Provided records →

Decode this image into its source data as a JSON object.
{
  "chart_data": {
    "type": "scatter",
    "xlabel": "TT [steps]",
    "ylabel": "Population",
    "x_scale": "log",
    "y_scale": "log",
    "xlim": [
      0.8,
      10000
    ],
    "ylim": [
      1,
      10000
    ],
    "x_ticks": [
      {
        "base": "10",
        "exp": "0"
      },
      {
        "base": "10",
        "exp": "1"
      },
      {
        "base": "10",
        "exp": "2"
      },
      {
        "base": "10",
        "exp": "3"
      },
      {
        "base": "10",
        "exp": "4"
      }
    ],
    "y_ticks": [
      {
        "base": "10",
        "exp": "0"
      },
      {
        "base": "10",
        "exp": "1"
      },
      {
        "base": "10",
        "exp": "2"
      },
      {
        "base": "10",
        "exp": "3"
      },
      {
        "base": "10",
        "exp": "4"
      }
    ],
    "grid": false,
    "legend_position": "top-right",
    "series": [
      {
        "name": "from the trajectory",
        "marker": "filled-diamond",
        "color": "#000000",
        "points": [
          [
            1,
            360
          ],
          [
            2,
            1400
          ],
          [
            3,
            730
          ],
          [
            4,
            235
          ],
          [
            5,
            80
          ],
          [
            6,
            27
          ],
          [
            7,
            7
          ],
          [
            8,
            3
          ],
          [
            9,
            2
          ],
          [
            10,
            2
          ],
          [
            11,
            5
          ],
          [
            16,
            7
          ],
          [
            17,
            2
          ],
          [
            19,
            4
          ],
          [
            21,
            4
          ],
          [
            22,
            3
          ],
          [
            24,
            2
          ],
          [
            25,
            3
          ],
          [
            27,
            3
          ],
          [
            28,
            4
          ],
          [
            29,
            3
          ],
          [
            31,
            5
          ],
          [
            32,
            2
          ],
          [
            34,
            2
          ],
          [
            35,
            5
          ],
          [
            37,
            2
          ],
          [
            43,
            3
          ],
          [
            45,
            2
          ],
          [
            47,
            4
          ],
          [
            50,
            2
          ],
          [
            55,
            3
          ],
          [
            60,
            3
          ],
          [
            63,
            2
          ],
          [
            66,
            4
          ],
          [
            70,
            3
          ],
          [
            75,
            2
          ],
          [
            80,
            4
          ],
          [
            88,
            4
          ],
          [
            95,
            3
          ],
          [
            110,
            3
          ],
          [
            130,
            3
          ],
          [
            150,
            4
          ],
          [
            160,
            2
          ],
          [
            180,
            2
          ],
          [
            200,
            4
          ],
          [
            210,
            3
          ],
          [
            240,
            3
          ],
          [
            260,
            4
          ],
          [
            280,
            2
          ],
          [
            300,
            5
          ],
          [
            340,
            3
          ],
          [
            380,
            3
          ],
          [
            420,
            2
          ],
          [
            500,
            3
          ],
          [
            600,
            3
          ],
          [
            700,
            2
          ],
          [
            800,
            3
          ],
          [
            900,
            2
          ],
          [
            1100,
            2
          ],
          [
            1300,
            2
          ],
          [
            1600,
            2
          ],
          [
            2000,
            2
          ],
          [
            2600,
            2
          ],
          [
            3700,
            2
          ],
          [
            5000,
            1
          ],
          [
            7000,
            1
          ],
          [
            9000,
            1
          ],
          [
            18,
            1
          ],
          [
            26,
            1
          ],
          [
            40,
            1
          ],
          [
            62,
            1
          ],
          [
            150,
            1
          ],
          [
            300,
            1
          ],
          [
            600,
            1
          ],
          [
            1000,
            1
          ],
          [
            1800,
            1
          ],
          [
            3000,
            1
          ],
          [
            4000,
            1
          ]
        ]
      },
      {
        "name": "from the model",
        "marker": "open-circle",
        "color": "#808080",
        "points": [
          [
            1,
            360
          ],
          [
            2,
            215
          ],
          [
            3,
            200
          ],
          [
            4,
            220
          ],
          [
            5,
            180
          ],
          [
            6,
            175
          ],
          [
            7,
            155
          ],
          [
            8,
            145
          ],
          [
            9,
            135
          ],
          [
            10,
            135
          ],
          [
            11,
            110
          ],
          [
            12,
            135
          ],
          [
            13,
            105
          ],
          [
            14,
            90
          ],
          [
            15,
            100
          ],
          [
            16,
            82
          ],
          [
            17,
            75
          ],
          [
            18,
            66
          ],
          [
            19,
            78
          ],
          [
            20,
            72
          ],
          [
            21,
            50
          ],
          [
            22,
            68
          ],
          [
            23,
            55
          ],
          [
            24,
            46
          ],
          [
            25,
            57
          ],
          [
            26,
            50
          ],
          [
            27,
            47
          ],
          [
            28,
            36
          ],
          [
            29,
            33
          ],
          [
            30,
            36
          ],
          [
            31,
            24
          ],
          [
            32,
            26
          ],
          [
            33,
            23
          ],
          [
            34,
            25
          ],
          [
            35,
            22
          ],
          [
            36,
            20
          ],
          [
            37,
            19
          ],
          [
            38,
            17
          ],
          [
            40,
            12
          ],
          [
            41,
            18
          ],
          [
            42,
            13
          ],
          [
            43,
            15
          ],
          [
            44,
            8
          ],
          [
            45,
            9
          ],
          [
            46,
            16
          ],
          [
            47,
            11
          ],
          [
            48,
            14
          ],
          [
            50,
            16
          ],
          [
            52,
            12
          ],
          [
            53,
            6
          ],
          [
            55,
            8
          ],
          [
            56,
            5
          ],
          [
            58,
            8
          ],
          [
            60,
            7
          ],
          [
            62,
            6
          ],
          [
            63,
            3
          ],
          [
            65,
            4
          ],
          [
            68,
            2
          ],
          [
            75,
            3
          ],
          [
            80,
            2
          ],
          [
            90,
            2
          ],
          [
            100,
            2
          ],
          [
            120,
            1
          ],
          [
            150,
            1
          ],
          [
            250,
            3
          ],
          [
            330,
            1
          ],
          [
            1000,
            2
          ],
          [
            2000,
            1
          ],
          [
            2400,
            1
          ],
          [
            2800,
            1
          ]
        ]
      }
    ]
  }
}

Problem to solve → Emit the full listing verbatim.

Response to the task →
Decode this image into its source data as a JSON object.
{
  "chart_data": {
    "type": "scatter",
    "xlabel": "TT [steps]",
    "ylabel": "Population",
    "x_scale": "log",
    "y_scale": "log",
    "xlim": [
      0.8,
      10000
    ],
    "ylim": [
      1,
      10000
    ],
    "x_ticks": [
      {
        "base": "10",
        "exp": "0"
      },
      {
        "base": "10",
        "exp": "1"
      },
      {
        "base": "10",
        "exp": "2"
      },
      {
        "base": "10",
        "exp": "3"
      },
      {
        "base": "10",
        "exp": "4"
      }
    ],
    "y_ticks": [
      {
        "base": "10",
        "exp": "0"
      },
      {
        "base": "10",
        "exp": "1"
      },
      {
        "base": "10",
        "exp": "2"
      },
      {
        "base": "10",
        "exp": "3"
      },
      {
        "base": "10",
        "exp": "4"
      }
    ],
    "grid": false,
    "legend_position": "top-right",
    "series": [
      {
        "name": "from the trajectory",
        "marker": "filled-diamond",
        "color": "#000000",
        "points": [
          [
            1,
            360
          ],
          [
            2,
            1400
          ],
          [
            3,
            730
          ],
          [
            4,
            235
          ],
          [
            5,
            80
          ],
          [
            6,
            27
          ],
          [
            7,
            7
          ],
          [
            8,
            3
          ],
          [
            9,
            2
          ],
          [
            10,
            2
          ],
          [
            11,
            5
          ],
          [
            16,
            7
          ],
          [
            17,
            2
          ],
          [
            19,
            4
          ],
          [
            21,
            4
          ],
          [
            22,
            3
          ],
          [
            24,
            2
          ],
          [
            25,
            3
          ],
          [
            27,
            3
          ],
          [
            28,
            4
          ],
          [
            29,
            3
          ],
          [
            31,
            5
          ],
          [
            32,
            2
          ],
          [
            34,
            2
          ],
          [
            35,
            5
          ],
          [
            37,
            2
          ],
          [
            43,
            3
          ],
          [
            45,
            2
          ],
          [
            47,
            4
          ],
          [
            50,
            2
          ],
          [
            55,
            3
          ],
          [
            60,
            3
          ],
          [
            63,
            2
          ],
          [
            66,
            4
          ],
          [
            70,
            3
          ],
          [
            75,
            2
          ],
          [
            80,
            4
          ],
          [
            88,
            4
          ],
          [
            95,
            3
          ],
          [
            110,
            3
          ],
          [
            130,
            3
          ],
          [
            150,
            4
          ],
          [
            160,
            2
          ],
          [
            180,
            2
          ],
          [
            200,
            4
          ],
          [
            210,
            3
          ],
          [
            240,
            3
          ],
          [
            260,
            4
          ],
          [
            280,
            2
          ],
          [
            300,
            5
          ],
          [
            340,
            3
          ],
          [
            380,
            3
          ],
          [
            420,
            2
          ],
          [
            500,
            3
          ],
          [
            600,
            3
          ],
          [
            700,
            2
          ],
          [
            800,
            3
          ],
          [
            900,
            2
          ],
          [
            1100,
            2
          ],
          [
            1300,
            2
          ],
          [
            1600,
            2
          ],
          [
            2000,
            2
          ],
          [
            2600,
            2
          ],
          [
            3700,
            2
          ],
          [
            5000,
            1
          ],
          [
            7000,
            1
          ],
          [
            9000,
            1
          ],
          [
            18,
            1
          ],
          [
            26,
            1
          ],
          [
            40,
            1
          ],
          [
            62,
            1
          ],
          [
            150,
            1
          ],
          [
            300,
            1
          ],
          [
            600,
            1
          ],
          [
            1000,
            1
          ],
          [
            1800,
            1
          ],
          [
            3000,
            1
          ],
          [
            4000,
            1
          ]
        ]
      },
      {
        "name": "from the model",
        "marker": "open-circle",
        "color": "#808080",
        "points": [
          [
            1,
            360
          ],
          [
            2,
            215
          ],
          [
            3,
            200
          ],
          [
            4,
            220
          ],
          [
            5,
            180
          ],
          [
            6,
            175
          ],
          [
            7,
            155
          ],
          [
            8,
            145
          ],
          [
            9,
            135
          ],
          [
            10,
            135
          ],
          [
            11,
            110
          ],
          [
            12,
            135
          ],
          [
            13,
            105
          ],
          [
            14,
            90
          ],
          [
            15,
            100
          ],
          [
            16,
            82
          ],
          [
            17,
            75
          ],
          [
            18,
            66
          ],
          [
            19,
            78
          ],
          [
            20,
            72
          ],
          [
            21,
            50
          ],
          [
            22,
            68
          ],
          [
            23,
            55
          ],
          [
            24,
            46
          ],
          [
            25,
            57
          ],
          [
            26,
            50
          ],
          [
            27,
            47
          ],
          [
            28,
            36
          ],
          [
            29,
            33
          ],
          [
            30,
            36
          ],
          [
            31,
            24
          ],
          [
            32,
            26
          ],
          [
            33,
            23
          ],
          [
            34,
            25
          ],
          [
            35,
            22
          ],
          [
            36,
            20
          ],
          [
            37,
            19
          ],
          [
            38,
            17
          ],
          [
            40,
            12
          ],
          [
            41,
            18
          ],
          [
            42,
            13
          ],
          [
            43,
            15
          ],
          [
            44,
            8
          ],
          [
            45,
            9
          ],
          [
            46,
            16
          ],
          [
            47,
            11
          ],
          [
            48,
            14
          ],
          [
            50,
            16
          ],
          [
            52,
            12
          ],
          [
            53,
            6
          ],
          [
            55,
            8
          ],
          [
            56,
            5
          ],
          [
            58,
            8
          ],
          [
            60,
            7
          ],
          [
            62,
            6
          ],
          [
            63,
            3
          ],
          [
            65,
            4
          ],
          [
            68,
            2
          ],
          [
            75,
            3
          ],
          [
            80,
            2
          ],
          [
            90,
            2
          ],
          [
            100,
            2
          ],
          [
            120,
            1
          ],
          [
            150,
            1
          ],
          [
            250,
            3
          ],
          [
            330,
            1
          ],
          [
            1000,
            2
          ],
          [
            2000,
            1
          ],
          [
            2400,
            1
          ],
          [
            2800,
            1
          ]
        ]
      }
    ]
  }
}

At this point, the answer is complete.